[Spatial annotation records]

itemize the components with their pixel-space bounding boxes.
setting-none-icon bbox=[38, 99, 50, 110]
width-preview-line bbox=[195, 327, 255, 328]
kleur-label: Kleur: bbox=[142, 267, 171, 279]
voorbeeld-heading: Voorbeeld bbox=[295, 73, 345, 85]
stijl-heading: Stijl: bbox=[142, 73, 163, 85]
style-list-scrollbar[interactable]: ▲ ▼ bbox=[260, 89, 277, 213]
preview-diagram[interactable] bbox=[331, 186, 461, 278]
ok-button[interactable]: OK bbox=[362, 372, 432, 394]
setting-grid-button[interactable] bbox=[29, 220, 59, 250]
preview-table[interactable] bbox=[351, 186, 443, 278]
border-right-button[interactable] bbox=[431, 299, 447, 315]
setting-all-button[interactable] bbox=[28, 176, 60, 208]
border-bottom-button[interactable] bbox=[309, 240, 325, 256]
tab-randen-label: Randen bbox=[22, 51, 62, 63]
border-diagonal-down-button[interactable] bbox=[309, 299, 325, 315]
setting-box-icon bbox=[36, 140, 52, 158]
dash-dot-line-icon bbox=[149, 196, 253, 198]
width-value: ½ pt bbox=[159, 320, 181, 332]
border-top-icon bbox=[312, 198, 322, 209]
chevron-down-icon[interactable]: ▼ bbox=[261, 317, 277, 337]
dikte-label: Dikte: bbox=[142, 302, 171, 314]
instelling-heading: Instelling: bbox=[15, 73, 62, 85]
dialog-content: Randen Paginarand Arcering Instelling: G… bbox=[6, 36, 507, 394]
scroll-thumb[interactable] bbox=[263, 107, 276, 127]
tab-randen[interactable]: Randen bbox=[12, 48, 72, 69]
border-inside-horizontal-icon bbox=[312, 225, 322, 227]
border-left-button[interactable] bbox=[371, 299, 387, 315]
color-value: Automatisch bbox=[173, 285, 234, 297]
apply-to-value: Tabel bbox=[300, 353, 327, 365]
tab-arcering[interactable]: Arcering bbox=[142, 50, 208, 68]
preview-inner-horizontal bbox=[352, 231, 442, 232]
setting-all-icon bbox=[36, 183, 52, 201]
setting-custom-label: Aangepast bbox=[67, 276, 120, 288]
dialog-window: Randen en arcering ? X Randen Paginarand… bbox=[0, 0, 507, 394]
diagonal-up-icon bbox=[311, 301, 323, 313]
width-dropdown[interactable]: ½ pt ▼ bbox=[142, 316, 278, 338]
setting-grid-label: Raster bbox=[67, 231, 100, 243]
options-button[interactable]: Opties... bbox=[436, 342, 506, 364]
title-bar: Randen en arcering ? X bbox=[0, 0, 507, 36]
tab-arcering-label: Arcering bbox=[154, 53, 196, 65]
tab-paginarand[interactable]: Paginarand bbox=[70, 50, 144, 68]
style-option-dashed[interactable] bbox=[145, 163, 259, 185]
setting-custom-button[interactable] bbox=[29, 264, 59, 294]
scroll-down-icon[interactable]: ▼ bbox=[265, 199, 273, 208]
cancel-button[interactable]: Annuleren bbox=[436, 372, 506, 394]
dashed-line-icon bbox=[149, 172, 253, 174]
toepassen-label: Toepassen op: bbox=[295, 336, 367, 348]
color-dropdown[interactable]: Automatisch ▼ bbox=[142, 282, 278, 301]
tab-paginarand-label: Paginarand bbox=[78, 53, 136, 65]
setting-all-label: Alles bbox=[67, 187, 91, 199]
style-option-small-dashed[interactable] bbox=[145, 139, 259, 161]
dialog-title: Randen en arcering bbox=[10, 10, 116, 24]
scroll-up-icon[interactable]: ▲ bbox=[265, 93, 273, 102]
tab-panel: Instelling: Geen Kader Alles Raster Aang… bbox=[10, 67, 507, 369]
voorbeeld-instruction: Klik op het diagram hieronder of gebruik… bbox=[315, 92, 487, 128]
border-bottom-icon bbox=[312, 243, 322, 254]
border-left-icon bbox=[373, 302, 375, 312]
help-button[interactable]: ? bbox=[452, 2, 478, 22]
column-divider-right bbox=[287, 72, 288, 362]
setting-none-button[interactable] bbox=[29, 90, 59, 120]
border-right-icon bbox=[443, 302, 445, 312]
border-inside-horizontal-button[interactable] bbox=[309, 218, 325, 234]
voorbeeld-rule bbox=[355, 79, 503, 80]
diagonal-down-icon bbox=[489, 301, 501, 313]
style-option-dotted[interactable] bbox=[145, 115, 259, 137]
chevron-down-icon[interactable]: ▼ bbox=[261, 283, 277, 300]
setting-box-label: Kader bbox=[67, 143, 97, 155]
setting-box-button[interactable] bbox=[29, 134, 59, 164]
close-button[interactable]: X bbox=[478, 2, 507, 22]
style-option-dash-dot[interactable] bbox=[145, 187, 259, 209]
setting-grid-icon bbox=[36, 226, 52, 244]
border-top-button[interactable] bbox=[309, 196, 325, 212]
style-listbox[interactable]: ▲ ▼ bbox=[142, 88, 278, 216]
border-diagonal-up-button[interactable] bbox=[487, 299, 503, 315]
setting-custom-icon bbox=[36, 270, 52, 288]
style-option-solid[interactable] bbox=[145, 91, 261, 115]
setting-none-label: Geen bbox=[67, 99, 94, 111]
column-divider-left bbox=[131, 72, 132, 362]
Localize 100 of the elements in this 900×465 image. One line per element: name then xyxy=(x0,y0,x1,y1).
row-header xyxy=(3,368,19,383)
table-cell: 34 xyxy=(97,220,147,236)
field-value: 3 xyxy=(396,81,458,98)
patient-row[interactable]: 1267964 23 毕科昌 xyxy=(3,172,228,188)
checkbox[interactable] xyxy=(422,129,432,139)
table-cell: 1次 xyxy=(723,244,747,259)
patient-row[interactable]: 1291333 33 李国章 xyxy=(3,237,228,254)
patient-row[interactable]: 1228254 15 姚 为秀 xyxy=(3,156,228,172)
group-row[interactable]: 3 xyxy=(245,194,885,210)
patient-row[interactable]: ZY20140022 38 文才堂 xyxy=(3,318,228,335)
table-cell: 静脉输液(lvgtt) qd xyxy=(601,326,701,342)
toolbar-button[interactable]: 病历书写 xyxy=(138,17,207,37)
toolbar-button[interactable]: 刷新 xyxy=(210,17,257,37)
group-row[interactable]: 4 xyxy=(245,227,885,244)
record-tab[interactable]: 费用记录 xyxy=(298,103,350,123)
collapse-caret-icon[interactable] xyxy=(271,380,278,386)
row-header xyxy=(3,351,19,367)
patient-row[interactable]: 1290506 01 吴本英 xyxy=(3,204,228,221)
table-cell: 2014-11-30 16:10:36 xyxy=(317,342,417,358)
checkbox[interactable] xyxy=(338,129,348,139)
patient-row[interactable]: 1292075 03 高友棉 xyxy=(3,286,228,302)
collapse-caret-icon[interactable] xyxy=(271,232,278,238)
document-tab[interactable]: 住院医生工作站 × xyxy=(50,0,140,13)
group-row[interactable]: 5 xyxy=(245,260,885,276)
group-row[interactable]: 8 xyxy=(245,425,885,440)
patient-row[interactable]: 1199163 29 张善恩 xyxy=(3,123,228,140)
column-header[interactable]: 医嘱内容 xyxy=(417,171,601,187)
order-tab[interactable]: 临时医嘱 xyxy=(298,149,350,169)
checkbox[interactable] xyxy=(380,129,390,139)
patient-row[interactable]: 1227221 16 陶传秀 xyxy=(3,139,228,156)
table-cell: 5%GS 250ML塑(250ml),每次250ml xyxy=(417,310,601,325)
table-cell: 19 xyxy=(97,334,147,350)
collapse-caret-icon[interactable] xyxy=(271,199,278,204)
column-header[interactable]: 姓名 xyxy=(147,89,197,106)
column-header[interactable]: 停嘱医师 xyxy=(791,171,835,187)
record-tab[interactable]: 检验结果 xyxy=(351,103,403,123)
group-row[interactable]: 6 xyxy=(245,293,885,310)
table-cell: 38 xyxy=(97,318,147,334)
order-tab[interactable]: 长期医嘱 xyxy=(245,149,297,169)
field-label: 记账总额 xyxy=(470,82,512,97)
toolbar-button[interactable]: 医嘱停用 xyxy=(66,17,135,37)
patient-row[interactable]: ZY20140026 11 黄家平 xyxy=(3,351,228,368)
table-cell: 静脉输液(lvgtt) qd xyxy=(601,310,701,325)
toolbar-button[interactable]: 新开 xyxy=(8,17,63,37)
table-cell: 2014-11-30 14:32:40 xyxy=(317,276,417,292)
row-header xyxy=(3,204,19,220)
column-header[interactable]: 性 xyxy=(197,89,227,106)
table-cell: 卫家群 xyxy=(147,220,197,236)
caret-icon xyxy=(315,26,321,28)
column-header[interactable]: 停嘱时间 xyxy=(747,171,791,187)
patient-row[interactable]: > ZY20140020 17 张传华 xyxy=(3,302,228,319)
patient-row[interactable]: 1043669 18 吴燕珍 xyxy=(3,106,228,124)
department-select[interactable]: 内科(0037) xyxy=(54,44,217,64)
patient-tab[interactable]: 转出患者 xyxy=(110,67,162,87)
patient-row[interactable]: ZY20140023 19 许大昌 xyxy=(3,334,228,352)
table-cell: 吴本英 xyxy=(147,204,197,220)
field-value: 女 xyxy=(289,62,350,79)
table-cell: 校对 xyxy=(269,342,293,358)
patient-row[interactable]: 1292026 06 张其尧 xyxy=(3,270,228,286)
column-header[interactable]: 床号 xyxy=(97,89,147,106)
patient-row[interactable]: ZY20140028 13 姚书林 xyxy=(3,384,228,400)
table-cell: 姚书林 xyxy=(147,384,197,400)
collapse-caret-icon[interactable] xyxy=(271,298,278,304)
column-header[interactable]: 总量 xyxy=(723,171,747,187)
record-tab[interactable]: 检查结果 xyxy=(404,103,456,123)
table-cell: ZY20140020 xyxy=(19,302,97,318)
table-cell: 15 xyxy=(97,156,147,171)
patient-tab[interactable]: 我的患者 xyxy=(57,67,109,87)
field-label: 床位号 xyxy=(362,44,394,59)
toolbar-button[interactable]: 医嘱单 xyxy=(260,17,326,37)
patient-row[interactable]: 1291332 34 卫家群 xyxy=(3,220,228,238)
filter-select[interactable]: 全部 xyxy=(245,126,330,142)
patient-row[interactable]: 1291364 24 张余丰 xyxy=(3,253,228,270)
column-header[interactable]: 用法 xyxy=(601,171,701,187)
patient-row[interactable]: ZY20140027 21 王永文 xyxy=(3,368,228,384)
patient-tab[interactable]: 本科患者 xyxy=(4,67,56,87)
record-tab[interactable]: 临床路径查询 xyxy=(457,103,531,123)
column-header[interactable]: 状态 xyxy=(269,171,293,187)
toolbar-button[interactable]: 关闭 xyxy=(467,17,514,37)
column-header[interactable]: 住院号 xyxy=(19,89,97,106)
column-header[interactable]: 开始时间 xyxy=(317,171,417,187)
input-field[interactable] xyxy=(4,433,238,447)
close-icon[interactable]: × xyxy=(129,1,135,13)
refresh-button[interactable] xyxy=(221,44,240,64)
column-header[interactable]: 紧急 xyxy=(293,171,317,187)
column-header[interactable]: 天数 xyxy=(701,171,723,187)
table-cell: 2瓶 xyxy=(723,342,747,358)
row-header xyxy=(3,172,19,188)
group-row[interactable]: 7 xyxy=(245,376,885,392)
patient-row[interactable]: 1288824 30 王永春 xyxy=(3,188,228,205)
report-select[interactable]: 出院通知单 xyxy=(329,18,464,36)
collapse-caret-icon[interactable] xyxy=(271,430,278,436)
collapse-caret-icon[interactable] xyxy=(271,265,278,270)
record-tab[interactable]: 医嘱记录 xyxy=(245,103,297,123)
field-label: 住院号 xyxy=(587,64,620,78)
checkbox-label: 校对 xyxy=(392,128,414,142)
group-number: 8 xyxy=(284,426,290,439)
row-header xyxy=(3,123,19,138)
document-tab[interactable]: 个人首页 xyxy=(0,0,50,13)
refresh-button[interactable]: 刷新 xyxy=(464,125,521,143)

_YOUR GOAL_:
Retype the rows starting with the first one and ending with the line that contains "dash-dot-line-icon bbox=[149, 196, 253, 198]", keeping both of those lines.

_REPLY_:
itemize the components with their pixel-space bounding boxes.
setting-none-icon bbox=[38, 99, 50, 110]
width-preview-line bbox=[195, 327, 255, 328]
kleur-label: Kleur: bbox=[142, 267, 171, 279]
voorbeeld-heading: Voorbeeld bbox=[295, 73, 345, 85]
stijl-heading: Stijl: bbox=[142, 73, 163, 85]
style-list-scrollbar[interactable]: ▲ ▼ bbox=[260, 89, 277, 213]
preview-diagram[interactable] bbox=[331, 186, 461, 278]
ok-button[interactable]: OK bbox=[362, 372, 432, 394]
setting-grid-button[interactable] bbox=[29, 220, 59, 250]
preview-table[interactable] bbox=[351, 186, 443, 278]
border-right-button[interactable] bbox=[431, 299, 447, 315]
setting-all-button[interactable] bbox=[28, 176, 60, 208]
border-bottom-button[interactable] bbox=[309, 240, 325, 256]
tab-randen-label: Randen bbox=[22, 51, 62, 63]
border-diagonal-down-button[interactable] bbox=[309, 299, 325, 315]
setting-box-icon bbox=[36, 140, 52, 158]
dash-dot-line-icon bbox=[149, 196, 253, 198]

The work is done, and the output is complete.